**TASK TO COMPLETE:** Provide only the number of lines where "JSON" occurs.

Records about charts and figures
****************

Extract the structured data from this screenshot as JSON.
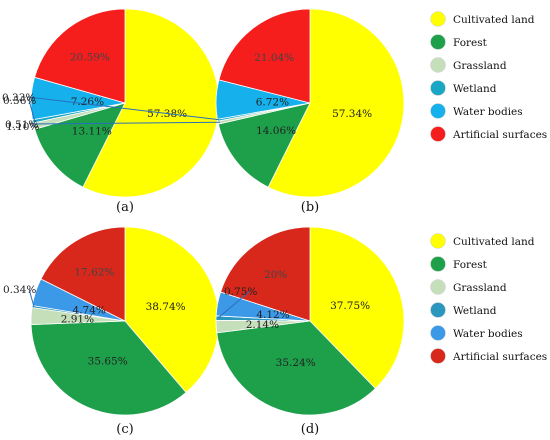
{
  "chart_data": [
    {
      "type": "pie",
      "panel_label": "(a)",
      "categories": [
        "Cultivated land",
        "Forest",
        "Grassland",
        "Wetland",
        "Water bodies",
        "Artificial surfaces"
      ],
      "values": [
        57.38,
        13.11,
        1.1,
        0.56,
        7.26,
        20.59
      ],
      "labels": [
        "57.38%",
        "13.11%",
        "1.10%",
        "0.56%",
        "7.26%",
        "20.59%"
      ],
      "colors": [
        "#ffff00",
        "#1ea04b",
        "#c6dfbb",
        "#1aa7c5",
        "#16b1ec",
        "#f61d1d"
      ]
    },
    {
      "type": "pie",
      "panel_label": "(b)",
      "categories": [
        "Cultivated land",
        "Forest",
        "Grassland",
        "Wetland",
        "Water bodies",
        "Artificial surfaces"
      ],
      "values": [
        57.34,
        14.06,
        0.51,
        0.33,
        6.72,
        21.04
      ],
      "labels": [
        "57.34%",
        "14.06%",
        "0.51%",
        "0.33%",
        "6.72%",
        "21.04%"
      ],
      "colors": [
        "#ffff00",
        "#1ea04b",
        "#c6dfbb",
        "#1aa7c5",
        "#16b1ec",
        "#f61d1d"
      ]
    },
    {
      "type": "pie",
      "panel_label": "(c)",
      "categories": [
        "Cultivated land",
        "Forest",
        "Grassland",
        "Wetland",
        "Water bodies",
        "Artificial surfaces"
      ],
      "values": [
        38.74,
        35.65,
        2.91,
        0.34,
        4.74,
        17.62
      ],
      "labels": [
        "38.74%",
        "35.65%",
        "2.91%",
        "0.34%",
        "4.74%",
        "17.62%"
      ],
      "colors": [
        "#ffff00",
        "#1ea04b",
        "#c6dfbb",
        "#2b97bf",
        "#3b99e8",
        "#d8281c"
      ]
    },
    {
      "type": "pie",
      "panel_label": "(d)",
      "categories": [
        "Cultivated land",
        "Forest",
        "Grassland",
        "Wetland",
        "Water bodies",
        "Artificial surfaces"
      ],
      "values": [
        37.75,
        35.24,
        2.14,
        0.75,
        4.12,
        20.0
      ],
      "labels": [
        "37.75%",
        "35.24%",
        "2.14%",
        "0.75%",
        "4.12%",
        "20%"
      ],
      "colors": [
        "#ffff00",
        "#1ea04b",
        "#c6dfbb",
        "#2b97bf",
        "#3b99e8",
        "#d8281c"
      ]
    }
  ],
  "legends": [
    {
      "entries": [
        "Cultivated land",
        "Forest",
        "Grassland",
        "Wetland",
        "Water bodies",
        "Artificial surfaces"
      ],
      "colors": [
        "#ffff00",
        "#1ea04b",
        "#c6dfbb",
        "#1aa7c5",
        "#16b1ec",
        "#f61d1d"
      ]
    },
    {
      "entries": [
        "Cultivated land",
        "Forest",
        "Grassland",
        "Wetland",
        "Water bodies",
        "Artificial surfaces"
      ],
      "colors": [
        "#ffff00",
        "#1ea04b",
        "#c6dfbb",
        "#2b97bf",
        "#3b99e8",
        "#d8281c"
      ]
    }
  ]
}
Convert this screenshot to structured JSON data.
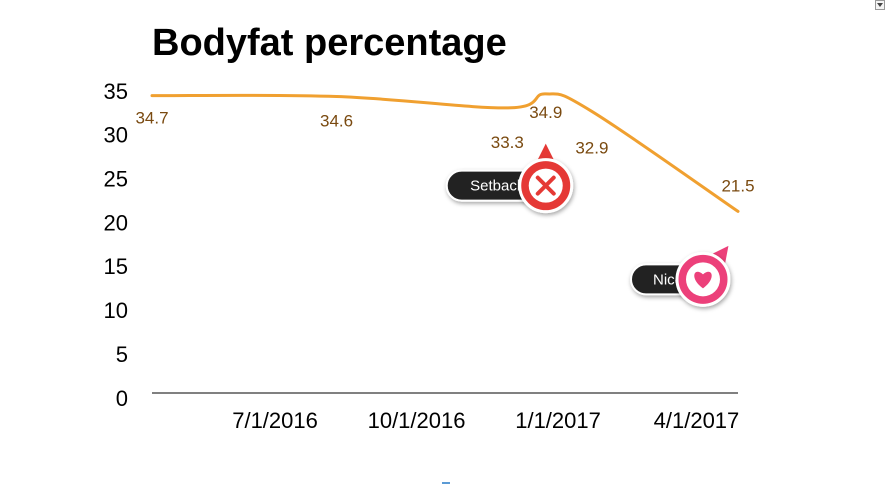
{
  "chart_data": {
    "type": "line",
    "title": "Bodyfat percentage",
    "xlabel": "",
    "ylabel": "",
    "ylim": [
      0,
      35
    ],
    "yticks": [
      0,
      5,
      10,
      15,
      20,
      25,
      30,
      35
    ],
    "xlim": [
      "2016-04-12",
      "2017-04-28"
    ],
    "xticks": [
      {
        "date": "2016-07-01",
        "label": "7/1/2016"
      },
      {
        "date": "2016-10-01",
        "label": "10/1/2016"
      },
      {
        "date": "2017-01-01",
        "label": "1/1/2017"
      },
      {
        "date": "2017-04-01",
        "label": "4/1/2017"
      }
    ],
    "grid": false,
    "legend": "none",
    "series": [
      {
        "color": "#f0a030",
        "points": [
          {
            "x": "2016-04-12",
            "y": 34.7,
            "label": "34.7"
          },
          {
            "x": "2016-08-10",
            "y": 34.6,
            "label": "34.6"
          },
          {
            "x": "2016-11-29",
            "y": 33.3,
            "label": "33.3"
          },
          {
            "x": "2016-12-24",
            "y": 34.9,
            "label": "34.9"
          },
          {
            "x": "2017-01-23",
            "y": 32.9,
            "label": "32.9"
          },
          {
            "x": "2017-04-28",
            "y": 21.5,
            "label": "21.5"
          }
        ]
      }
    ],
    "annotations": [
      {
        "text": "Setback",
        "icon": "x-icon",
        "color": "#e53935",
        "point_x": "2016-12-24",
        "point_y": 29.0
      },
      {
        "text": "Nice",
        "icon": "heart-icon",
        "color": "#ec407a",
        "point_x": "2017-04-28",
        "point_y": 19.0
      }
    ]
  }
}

****************

**TASK RESPONSE:** 2